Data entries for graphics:
☆ ☆ ☆ ☆ ☆

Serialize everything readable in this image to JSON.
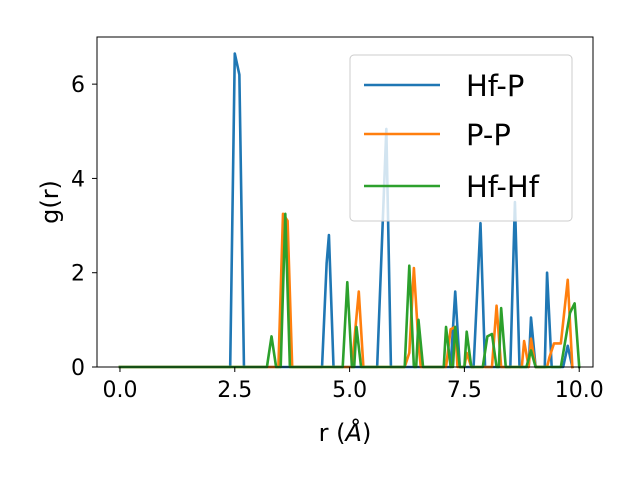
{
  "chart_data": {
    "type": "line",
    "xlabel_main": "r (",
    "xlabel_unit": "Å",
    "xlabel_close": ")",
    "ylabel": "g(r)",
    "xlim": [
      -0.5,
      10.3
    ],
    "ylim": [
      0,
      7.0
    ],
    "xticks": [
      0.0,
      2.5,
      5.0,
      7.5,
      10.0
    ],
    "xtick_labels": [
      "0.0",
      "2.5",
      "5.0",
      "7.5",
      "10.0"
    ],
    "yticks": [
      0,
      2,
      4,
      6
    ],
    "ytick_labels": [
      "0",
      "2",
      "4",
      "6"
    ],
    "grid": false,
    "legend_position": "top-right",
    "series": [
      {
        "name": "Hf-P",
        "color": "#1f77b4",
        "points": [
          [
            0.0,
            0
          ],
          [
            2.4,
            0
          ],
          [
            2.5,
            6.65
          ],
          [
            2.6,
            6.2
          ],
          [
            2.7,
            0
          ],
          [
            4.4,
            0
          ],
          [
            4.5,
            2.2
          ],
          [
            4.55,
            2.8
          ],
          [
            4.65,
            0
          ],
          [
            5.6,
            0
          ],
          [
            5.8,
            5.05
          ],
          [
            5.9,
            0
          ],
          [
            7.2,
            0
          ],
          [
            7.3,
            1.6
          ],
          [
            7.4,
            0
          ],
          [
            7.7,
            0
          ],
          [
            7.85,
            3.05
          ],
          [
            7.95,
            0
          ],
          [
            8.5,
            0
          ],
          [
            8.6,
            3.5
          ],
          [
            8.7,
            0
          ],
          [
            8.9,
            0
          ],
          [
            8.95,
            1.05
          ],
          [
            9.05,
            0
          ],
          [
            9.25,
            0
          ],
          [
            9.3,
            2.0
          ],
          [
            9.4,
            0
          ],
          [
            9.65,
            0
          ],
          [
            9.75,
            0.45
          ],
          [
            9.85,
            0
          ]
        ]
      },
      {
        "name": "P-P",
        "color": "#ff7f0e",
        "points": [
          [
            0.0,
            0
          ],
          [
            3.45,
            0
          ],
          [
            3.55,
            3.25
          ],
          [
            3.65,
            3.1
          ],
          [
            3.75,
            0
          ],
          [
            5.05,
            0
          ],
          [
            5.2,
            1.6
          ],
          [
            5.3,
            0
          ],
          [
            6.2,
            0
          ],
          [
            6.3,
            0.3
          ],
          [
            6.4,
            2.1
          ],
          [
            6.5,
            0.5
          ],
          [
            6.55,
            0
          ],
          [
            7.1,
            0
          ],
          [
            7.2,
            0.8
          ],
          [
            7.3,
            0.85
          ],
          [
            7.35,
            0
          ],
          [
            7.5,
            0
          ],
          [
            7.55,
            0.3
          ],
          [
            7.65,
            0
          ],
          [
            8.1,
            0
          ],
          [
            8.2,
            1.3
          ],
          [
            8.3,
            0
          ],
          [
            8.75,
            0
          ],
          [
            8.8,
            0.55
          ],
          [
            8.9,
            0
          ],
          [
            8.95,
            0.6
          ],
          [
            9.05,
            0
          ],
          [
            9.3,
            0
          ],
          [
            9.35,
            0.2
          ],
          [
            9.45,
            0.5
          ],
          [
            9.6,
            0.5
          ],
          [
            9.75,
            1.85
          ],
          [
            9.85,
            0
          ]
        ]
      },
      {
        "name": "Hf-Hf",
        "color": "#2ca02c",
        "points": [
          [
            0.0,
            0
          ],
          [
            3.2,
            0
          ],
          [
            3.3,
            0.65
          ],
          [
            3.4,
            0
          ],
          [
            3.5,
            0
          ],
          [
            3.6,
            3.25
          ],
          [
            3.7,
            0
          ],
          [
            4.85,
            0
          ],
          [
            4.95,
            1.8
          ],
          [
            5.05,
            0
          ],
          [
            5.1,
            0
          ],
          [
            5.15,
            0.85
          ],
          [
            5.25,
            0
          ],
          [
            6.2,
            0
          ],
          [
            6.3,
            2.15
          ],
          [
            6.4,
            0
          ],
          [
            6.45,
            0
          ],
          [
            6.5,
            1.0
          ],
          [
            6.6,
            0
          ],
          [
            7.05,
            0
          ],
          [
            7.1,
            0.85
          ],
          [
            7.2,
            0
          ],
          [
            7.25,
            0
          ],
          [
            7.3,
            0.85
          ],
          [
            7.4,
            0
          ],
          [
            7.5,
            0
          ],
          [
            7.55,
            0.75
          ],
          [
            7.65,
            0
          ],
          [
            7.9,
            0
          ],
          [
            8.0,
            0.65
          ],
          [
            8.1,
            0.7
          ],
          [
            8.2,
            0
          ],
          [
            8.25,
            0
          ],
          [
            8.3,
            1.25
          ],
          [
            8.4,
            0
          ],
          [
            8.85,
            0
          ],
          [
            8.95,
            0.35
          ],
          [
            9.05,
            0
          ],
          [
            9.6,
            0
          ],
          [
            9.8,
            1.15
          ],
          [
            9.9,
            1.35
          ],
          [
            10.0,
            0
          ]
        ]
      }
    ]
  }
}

☆ ☆ ☆ ☆ ☆

**Instructions for the task:** Report how many lines of the data contain the word "color", using the number alone.

**Solution to this task:** 3